■ Record excerpts
----

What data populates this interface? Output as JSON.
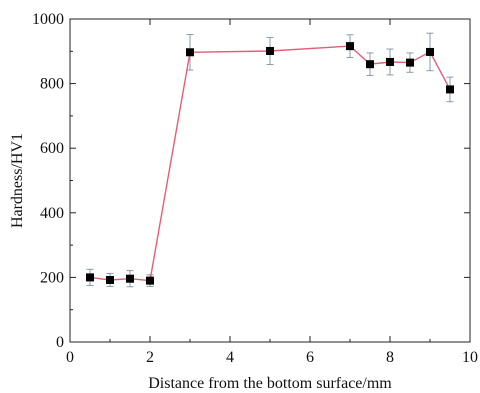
{
  "chart_data": {
    "type": "line",
    "xlabel": "Distance from the bottom surface/mm",
    "ylabel": "Hardness/HV1",
    "xlim": [
      0,
      10
    ],
    "ylim": [
      0,
      1000
    ],
    "xticks": [
      0,
      2,
      4,
      6,
      8,
      10
    ],
    "yticks": [
      0,
      200,
      400,
      600,
      800,
      1000
    ],
    "grid": false,
    "legend": "none",
    "line_color": "#e0607a",
    "marker_color": "#000000",
    "errorbar_color": "#8a9aa8",
    "series": [
      {
        "x": [
          0.5,
          1.0,
          1.5,
          2.0,
          3.0,
          5.0,
          7.0,
          7.5,
          8.0,
          8.5,
          9.0,
          9.5
        ],
        "y": [
          200,
          192,
          196,
          190,
          897,
          901,
          916,
          860,
          867,
          865,
          898,
          782
        ],
        "error": [
          25,
          20,
          25,
          18,
          55,
          42,
          35,
          35,
          40,
          30,
          58,
          38
        ]
      }
    ]
  }
}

----

■ Job
Keep every word of the data as it is when you write it out, but drop the pictures.

■ Finished answer
What data populates this interface? Output as JSON.
{
  "chart_data": {
    "type": "line",
    "xlabel": "Distance from the bottom surface/mm",
    "ylabel": "Hardness/HV1",
    "xlim": [
      0,
      10
    ],
    "ylim": [
      0,
      1000
    ],
    "xticks": [
      0,
      2,
      4,
      6,
      8,
      10
    ],
    "yticks": [
      0,
      200,
      400,
      600,
      800,
      1000
    ],
    "grid": false,
    "legend": "none",
    "line_color": "#e0607a",
    "marker_color": "#000000",
    "errorbar_color": "#8a9aa8",
    "series": [
      {
        "x": [
          0.5,
          1.0,
          1.5,
          2.0,
          3.0,
          5.0,
          7.0,
          7.5,
          8.0,
          8.5,
          9.0,
          9.5
        ],
        "y": [
          200,
          192,
          196,
          190,
          897,
          901,
          916,
          860,
          867,
          865,
          898,
          782
        ],
        "error": [
          25,
          20,
          25,
          18,
          55,
          42,
          35,
          35,
          40,
          30,
          58,
          38
        ]
      }
    ]
  }
}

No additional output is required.